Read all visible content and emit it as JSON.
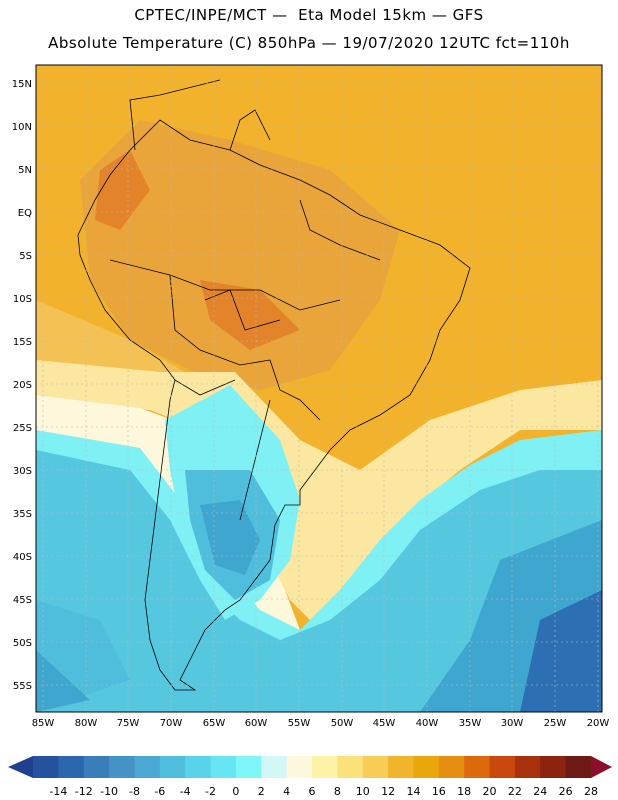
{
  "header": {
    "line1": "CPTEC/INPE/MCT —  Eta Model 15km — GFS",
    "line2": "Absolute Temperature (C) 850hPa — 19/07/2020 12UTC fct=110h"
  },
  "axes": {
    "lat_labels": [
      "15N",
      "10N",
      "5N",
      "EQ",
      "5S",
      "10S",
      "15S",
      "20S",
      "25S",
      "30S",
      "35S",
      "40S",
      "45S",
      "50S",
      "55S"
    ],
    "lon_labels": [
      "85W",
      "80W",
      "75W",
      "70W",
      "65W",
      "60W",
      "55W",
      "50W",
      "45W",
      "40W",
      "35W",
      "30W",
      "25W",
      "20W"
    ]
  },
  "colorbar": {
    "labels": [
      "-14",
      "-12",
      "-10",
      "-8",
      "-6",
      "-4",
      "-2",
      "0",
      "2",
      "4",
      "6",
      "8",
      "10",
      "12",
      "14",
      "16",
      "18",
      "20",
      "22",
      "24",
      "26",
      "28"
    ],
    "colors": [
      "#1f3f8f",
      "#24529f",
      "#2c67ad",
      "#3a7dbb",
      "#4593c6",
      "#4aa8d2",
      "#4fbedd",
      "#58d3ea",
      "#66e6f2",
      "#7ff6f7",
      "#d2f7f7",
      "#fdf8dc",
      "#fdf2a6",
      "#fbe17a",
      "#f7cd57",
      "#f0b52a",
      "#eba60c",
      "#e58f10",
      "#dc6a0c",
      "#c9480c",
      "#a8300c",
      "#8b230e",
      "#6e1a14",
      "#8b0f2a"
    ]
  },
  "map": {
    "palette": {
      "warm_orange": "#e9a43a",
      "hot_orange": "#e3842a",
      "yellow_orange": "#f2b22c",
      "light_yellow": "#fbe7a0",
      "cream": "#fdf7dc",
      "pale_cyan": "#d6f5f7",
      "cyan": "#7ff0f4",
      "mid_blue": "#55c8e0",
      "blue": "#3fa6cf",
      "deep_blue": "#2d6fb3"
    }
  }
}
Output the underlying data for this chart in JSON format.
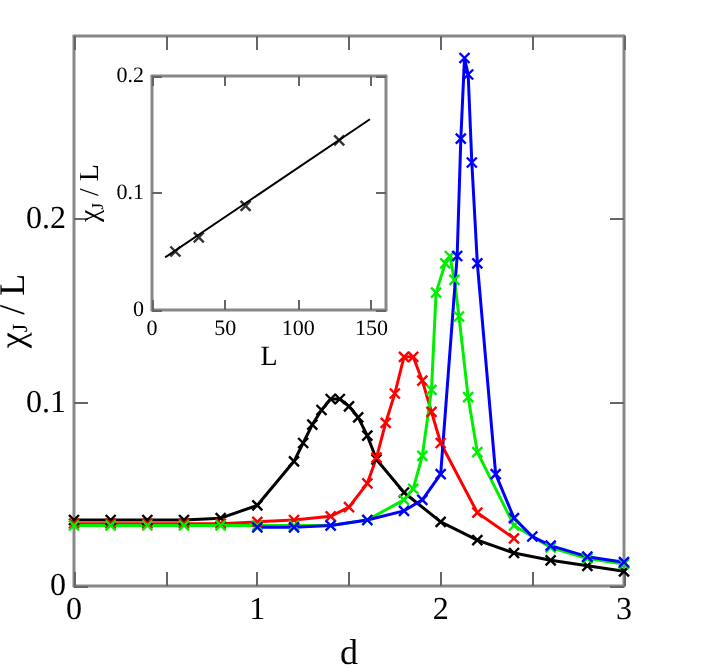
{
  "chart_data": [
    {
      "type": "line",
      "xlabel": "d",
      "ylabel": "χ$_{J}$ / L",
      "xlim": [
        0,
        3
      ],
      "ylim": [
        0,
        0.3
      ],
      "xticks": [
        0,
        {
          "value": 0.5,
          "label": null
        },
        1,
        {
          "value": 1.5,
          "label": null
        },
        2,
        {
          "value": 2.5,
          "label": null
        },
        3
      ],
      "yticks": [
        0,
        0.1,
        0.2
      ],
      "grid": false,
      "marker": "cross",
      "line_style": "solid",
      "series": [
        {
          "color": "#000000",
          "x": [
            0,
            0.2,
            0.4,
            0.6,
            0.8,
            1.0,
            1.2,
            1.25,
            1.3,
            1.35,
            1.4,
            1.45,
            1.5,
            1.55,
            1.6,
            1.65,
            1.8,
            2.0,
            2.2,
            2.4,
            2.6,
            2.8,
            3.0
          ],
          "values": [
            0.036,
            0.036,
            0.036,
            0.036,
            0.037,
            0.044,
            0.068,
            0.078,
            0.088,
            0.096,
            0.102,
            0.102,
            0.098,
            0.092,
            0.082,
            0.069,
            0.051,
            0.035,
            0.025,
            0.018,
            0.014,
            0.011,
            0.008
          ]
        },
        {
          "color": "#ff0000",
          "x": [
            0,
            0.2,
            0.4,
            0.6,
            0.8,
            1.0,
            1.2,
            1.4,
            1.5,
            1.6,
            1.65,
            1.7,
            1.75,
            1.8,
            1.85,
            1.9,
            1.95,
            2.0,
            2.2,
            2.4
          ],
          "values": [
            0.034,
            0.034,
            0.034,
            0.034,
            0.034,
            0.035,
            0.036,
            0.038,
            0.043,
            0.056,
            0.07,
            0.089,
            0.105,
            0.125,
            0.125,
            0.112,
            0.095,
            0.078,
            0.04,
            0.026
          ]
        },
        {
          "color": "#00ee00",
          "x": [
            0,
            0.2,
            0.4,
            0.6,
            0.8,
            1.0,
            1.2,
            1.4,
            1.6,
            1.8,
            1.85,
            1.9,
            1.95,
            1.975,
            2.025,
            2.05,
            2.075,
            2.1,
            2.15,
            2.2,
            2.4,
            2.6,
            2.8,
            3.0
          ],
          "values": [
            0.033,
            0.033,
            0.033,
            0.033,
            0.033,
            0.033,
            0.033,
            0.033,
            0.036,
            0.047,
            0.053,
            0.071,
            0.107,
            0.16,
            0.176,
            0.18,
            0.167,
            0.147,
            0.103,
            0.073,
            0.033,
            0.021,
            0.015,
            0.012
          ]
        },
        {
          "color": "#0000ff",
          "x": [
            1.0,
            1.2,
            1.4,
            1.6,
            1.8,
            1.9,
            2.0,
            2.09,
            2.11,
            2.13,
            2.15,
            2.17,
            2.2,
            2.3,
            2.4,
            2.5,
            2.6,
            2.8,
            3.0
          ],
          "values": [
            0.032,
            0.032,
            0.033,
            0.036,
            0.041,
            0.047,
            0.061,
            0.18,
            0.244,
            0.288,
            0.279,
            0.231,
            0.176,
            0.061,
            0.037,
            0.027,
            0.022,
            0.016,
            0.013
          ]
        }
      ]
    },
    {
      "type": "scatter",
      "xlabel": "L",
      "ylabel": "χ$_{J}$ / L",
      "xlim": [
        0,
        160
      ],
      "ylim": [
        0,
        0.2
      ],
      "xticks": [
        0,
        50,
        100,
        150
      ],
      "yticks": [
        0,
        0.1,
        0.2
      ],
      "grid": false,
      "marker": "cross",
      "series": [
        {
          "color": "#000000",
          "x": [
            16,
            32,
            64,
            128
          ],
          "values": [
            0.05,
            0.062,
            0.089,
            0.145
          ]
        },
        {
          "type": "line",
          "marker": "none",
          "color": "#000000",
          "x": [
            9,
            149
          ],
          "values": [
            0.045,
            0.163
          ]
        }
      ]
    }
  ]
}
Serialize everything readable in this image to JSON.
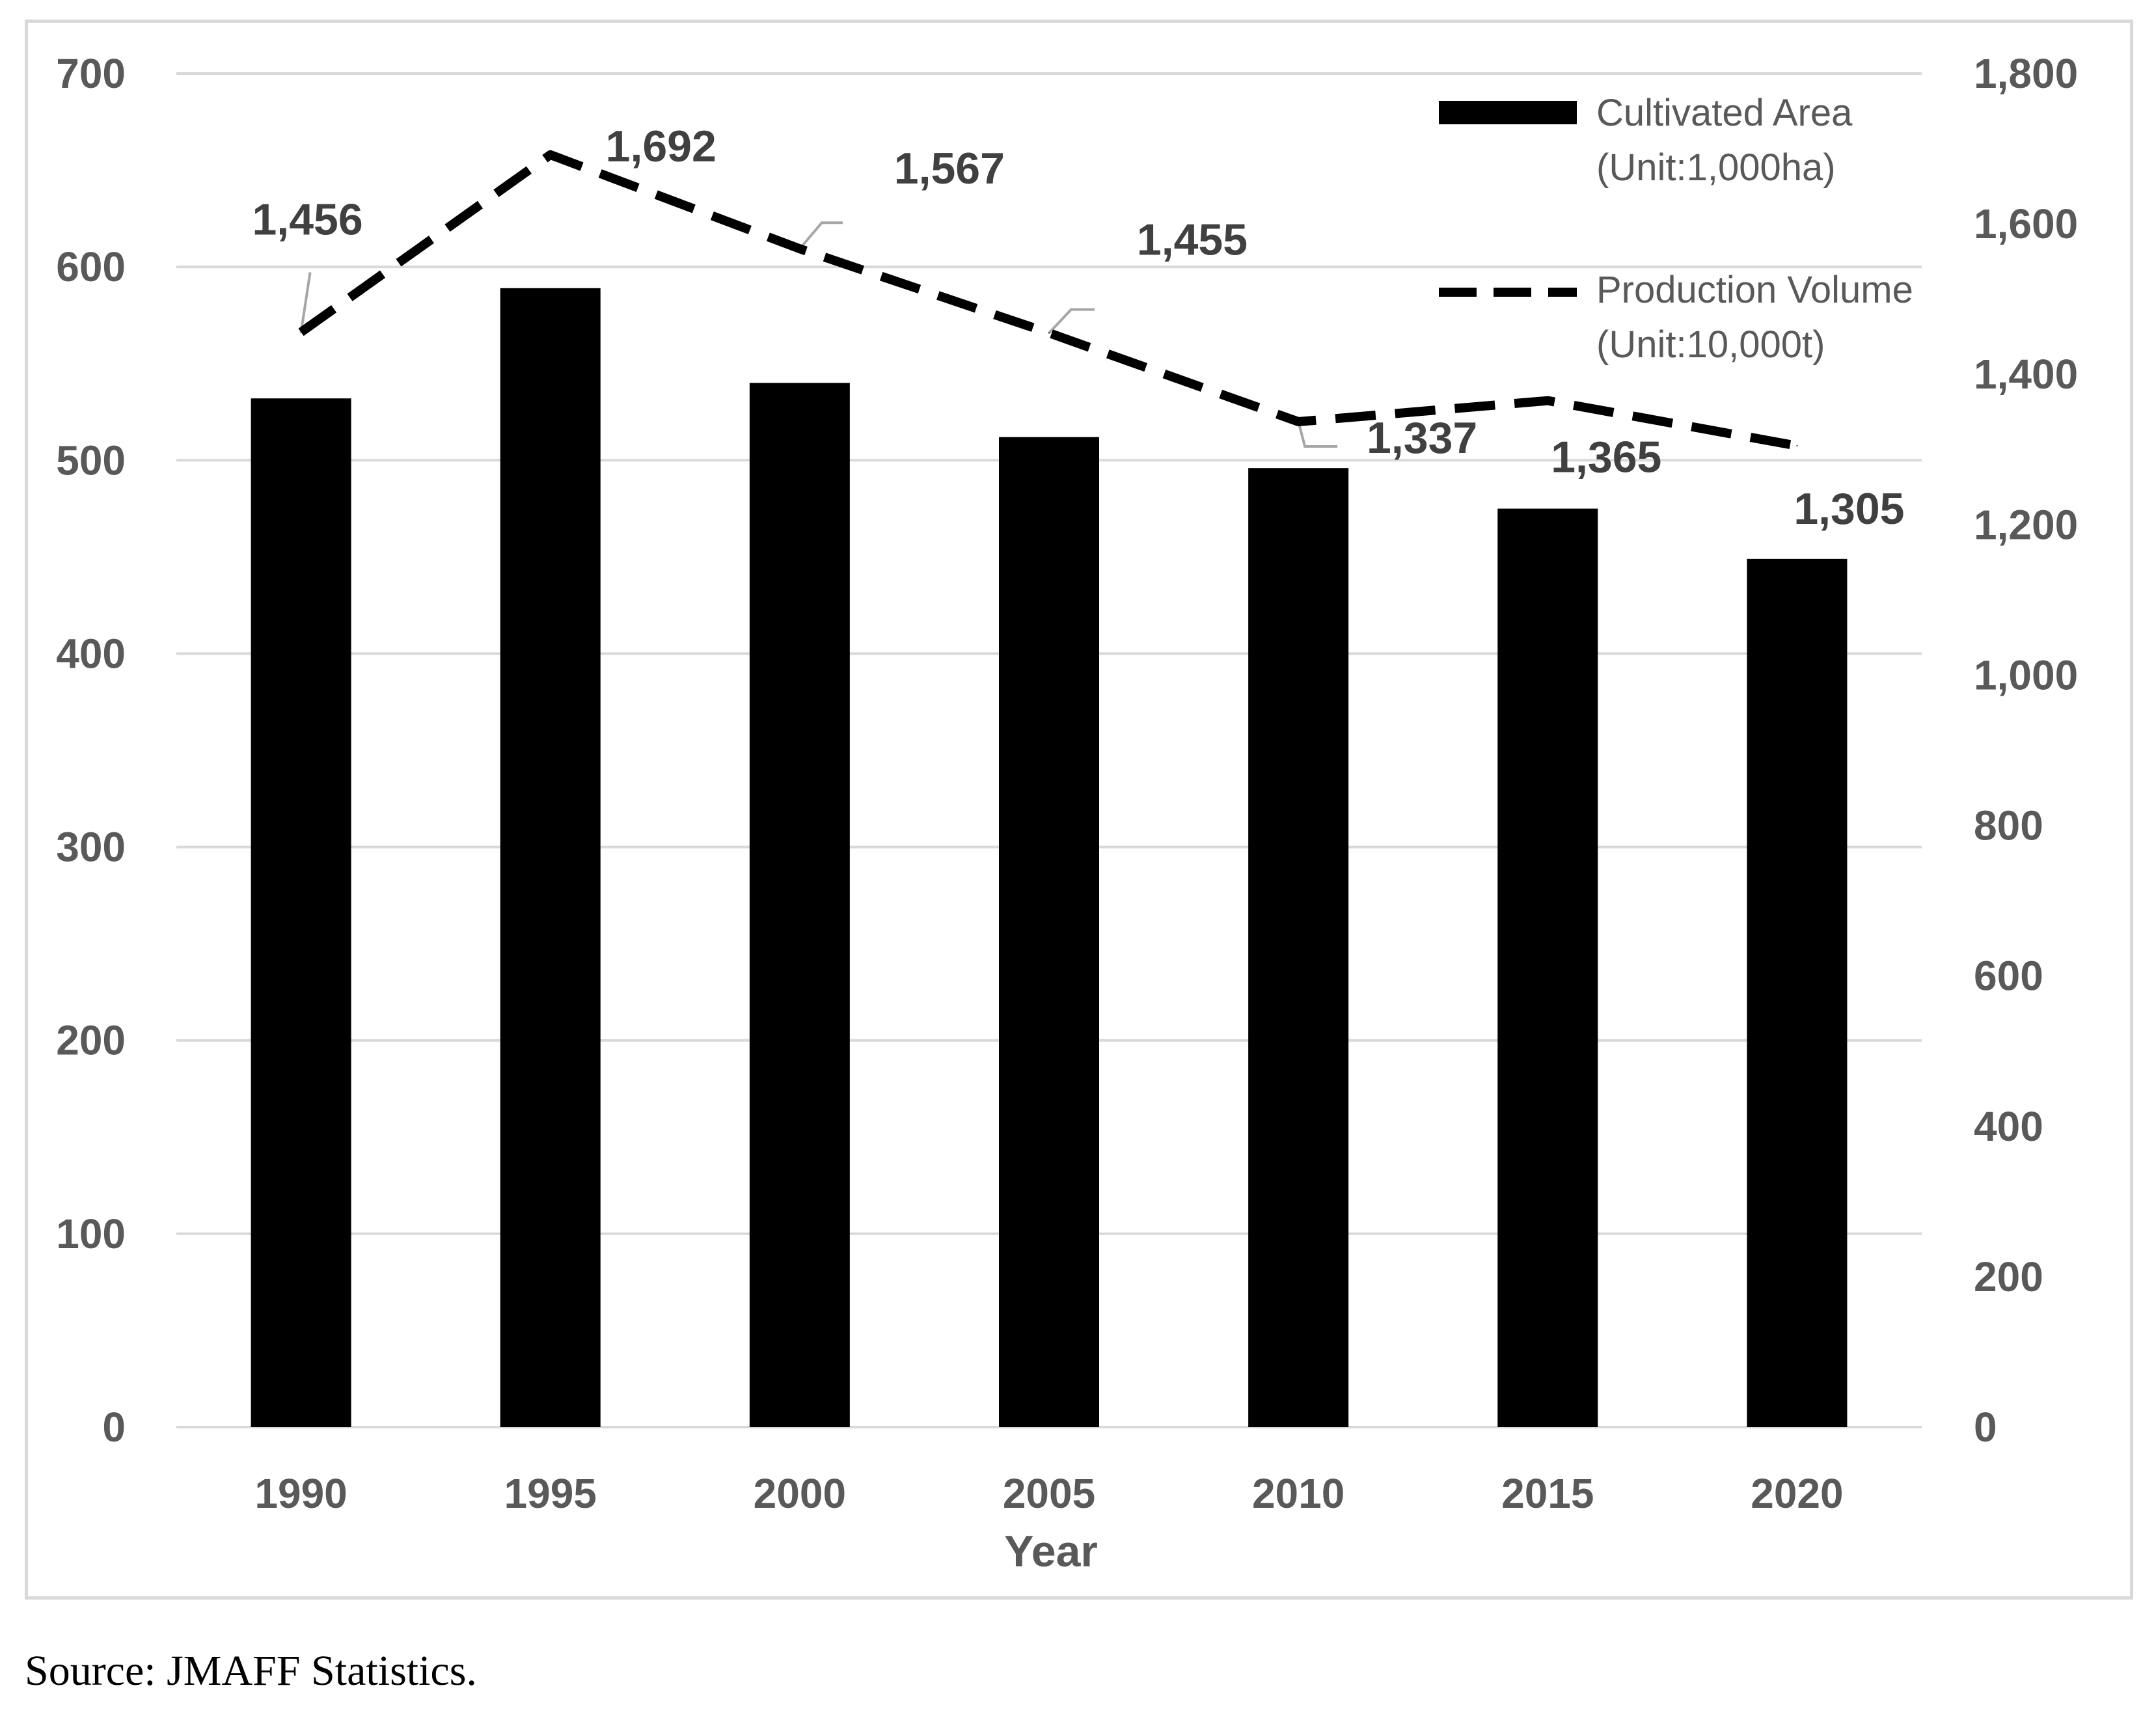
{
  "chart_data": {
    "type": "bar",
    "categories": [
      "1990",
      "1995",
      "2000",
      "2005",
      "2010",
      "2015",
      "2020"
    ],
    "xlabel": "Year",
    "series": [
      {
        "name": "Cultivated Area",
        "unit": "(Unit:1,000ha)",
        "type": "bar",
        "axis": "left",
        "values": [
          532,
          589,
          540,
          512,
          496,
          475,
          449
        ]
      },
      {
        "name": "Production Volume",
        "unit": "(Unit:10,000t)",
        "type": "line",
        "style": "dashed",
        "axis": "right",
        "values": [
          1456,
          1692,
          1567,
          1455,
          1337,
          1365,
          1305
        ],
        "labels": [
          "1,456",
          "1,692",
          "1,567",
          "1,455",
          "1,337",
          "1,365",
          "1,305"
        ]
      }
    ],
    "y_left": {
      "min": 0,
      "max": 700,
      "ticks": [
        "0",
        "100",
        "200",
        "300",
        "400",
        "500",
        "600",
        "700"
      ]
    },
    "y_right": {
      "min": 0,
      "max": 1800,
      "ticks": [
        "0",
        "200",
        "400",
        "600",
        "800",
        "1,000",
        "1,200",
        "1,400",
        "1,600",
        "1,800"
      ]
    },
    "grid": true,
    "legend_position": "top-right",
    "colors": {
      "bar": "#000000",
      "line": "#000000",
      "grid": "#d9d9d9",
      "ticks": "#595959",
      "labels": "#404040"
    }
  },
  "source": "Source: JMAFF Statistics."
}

---

Using the listing above, copy exactly the lines from the one that contains "Serialize everything readable" through its last line, both included, but not the pictures.

Serialize everything readable in this image to JSON.
{
  "chart_data": {
    "type": "bar",
    "categories": [
      "1990",
      "1995",
      "2000",
      "2005",
      "2010",
      "2015",
      "2020"
    ],
    "xlabel": "Year",
    "series": [
      {
        "name": "Cultivated Area",
        "unit": "(Unit:1,000ha)",
        "type": "bar",
        "axis": "left",
        "values": [
          532,
          589,
          540,
          512,
          496,
          475,
          449
        ]
      },
      {
        "name": "Production Volume",
        "unit": "(Unit:10,000t)",
        "type": "line",
        "style": "dashed",
        "axis": "right",
        "values": [
          1456,
          1692,
          1567,
          1455,
          1337,
          1365,
          1305
        ],
        "labels": [
          "1,456",
          "1,692",
          "1,567",
          "1,455",
          "1,337",
          "1,365",
          "1,305"
        ]
      }
    ],
    "y_left": {
      "min": 0,
      "max": 700,
      "ticks": [
        "0",
        "100",
        "200",
        "300",
        "400",
        "500",
        "600",
        "700"
      ]
    },
    "y_right": {
      "min": 0,
      "max": 1800,
      "ticks": [
        "0",
        "200",
        "400",
        "600",
        "800",
        "1,000",
        "1,200",
        "1,400",
        "1,600",
        "1,800"
      ]
    },
    "grid": true,
    "legend_position": "top-right",
    "colors": {
      "bar": "#000000",
      "line": "#000000",
      "grid": "#d9d9d9",
      "ticks": "#595959",
      "labels": "#404040"
    }
  },
  "source": "Source: JMAFF Statistics."
}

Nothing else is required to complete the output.